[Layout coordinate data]

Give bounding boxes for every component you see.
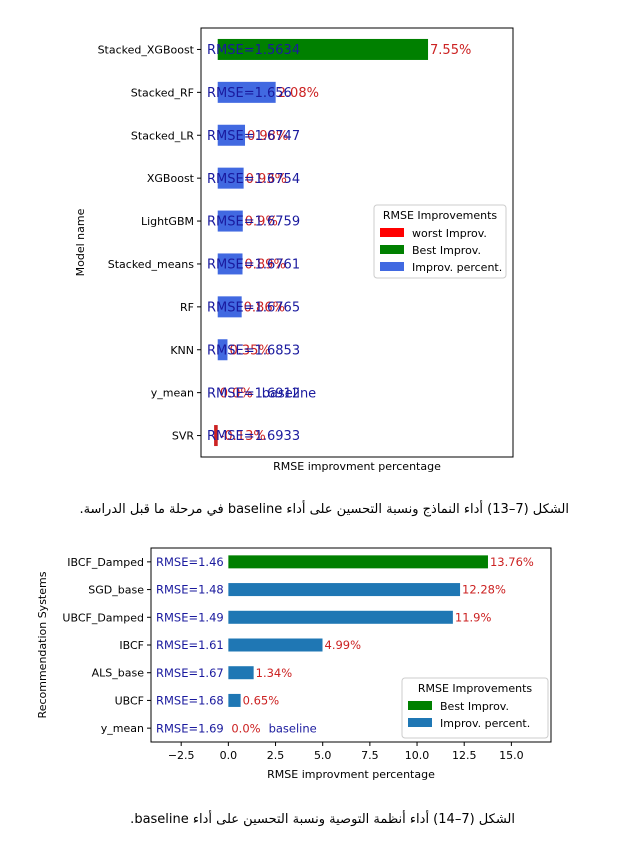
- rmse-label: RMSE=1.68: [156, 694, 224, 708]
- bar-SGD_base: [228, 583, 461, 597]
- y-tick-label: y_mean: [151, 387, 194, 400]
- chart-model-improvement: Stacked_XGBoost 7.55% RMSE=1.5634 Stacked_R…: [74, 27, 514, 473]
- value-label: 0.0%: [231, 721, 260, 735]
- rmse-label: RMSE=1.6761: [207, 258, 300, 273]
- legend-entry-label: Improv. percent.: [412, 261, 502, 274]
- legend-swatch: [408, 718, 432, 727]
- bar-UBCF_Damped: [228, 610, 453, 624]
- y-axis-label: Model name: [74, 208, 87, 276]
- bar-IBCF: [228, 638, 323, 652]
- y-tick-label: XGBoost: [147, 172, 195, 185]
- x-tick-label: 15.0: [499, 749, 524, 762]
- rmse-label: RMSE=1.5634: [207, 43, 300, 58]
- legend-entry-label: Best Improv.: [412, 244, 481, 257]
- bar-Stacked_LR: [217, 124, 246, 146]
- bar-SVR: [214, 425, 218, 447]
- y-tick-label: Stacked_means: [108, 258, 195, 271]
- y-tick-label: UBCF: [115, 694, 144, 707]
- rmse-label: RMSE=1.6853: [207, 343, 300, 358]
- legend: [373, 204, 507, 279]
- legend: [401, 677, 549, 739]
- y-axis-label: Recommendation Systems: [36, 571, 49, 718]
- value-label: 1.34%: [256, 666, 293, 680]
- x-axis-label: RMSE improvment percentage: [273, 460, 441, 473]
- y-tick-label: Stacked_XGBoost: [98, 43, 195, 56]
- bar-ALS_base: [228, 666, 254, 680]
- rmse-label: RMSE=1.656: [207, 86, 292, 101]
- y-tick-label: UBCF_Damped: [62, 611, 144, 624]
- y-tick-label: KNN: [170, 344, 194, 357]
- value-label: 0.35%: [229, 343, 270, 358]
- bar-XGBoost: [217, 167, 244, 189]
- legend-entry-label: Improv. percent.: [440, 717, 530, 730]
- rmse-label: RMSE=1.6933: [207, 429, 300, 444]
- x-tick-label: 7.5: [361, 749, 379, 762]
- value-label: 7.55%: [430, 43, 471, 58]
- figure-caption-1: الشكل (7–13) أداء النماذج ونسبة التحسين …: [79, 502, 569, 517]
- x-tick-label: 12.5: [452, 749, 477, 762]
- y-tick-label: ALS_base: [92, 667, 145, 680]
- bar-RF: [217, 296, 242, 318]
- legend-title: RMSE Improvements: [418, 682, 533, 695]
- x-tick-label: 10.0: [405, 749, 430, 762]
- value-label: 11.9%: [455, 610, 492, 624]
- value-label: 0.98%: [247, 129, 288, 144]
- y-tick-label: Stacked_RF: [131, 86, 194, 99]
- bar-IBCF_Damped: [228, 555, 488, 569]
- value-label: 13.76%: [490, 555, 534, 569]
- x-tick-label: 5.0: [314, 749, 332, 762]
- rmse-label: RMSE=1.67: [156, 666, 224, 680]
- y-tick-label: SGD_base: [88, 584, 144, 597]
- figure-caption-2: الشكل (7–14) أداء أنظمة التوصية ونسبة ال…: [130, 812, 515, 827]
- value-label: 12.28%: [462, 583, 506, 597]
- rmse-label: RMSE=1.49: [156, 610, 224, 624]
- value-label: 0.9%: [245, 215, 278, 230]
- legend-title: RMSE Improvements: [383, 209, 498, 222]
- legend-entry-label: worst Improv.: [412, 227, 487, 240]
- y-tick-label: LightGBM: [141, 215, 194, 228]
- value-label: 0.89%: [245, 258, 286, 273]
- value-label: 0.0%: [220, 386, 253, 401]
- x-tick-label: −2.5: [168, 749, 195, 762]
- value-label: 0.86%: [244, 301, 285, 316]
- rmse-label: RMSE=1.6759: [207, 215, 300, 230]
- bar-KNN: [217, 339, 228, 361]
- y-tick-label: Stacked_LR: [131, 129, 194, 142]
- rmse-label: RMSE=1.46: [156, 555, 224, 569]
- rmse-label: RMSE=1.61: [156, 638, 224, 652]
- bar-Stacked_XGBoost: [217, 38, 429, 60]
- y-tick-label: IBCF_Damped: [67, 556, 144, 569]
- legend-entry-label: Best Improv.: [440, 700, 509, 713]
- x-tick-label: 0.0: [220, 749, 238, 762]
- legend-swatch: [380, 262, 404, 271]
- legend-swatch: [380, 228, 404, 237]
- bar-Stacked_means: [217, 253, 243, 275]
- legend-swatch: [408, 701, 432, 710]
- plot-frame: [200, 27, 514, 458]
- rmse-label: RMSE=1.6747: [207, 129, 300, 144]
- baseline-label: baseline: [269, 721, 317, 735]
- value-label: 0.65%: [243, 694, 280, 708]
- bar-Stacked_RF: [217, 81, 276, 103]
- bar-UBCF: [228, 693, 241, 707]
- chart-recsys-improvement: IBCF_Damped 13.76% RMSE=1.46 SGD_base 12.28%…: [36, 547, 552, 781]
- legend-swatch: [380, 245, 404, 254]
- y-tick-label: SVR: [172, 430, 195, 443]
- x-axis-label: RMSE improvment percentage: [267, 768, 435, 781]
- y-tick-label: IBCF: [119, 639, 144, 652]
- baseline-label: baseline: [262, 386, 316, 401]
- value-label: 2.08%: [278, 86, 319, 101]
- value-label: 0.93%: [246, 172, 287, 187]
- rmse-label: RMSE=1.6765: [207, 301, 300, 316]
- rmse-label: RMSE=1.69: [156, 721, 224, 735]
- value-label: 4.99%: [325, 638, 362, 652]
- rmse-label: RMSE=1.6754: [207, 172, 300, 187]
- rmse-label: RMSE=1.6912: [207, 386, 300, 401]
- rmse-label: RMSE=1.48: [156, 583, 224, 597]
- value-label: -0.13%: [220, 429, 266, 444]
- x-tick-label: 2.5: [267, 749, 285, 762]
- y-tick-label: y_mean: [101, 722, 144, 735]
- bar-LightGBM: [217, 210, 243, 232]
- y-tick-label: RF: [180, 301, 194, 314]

---

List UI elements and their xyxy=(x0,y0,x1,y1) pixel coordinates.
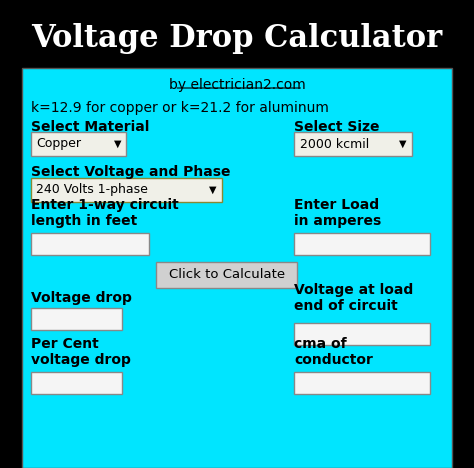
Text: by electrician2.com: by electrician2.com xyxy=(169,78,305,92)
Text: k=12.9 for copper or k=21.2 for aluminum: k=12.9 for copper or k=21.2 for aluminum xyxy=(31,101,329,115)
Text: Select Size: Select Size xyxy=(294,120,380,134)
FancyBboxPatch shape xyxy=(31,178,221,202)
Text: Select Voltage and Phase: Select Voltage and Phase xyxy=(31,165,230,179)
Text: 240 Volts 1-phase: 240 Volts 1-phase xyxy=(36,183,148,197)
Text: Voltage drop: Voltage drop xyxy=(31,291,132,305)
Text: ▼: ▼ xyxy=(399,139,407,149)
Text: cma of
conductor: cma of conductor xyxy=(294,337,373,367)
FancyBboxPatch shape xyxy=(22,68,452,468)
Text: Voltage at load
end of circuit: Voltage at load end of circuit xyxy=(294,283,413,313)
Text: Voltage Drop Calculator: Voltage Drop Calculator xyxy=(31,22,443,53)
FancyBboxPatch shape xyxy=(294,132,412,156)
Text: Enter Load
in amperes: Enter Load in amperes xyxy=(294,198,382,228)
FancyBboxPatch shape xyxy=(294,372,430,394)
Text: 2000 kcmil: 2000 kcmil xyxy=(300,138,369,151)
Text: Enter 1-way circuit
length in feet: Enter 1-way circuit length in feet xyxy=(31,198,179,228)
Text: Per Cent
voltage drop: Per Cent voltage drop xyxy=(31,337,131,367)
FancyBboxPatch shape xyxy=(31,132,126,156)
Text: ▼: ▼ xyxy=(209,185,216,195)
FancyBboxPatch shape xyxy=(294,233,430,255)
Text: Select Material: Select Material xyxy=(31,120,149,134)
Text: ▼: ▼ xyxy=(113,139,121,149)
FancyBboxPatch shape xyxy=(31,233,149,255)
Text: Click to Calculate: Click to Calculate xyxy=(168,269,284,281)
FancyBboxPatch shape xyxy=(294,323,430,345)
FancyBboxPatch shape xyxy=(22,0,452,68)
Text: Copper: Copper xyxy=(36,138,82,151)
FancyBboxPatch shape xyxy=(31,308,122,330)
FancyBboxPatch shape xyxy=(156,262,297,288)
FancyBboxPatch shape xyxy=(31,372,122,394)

Problem
Transcribe the items between the lines containing "Text: by electrician2.com: by" and "conductor: cma of", inclusive, copying each line as it stands.

In response
Text: by electrician2.com: by electrician2.com xyxy=(169,78,305,92)
Text: k=12.9 for copper or k=21.2 for aluminum: k=12.9 for copper or k=21.2 for aluminum xyxy=(31,101,329,115)
Text: Select Size: Select Size xyxy=(294,120,380,134)
FancyBboxPatch shape xyxy=(31,178,221,202)
Text: Select Voltage and Phase: Select Voltage and Phase xyxy=(31,165,230,179)
Text: 240 Volts 1-phase: 240 Volts 1-phase xyxy=(36,183,148,197)
Text: Voltage drop: Voltage drop xyxy=(31,291,132,305)
Text: ▼: ▼ xyxy=(399,139,407,149)
Text: cma of
conductor: cma of conductor xyxy=(294,337,373,367)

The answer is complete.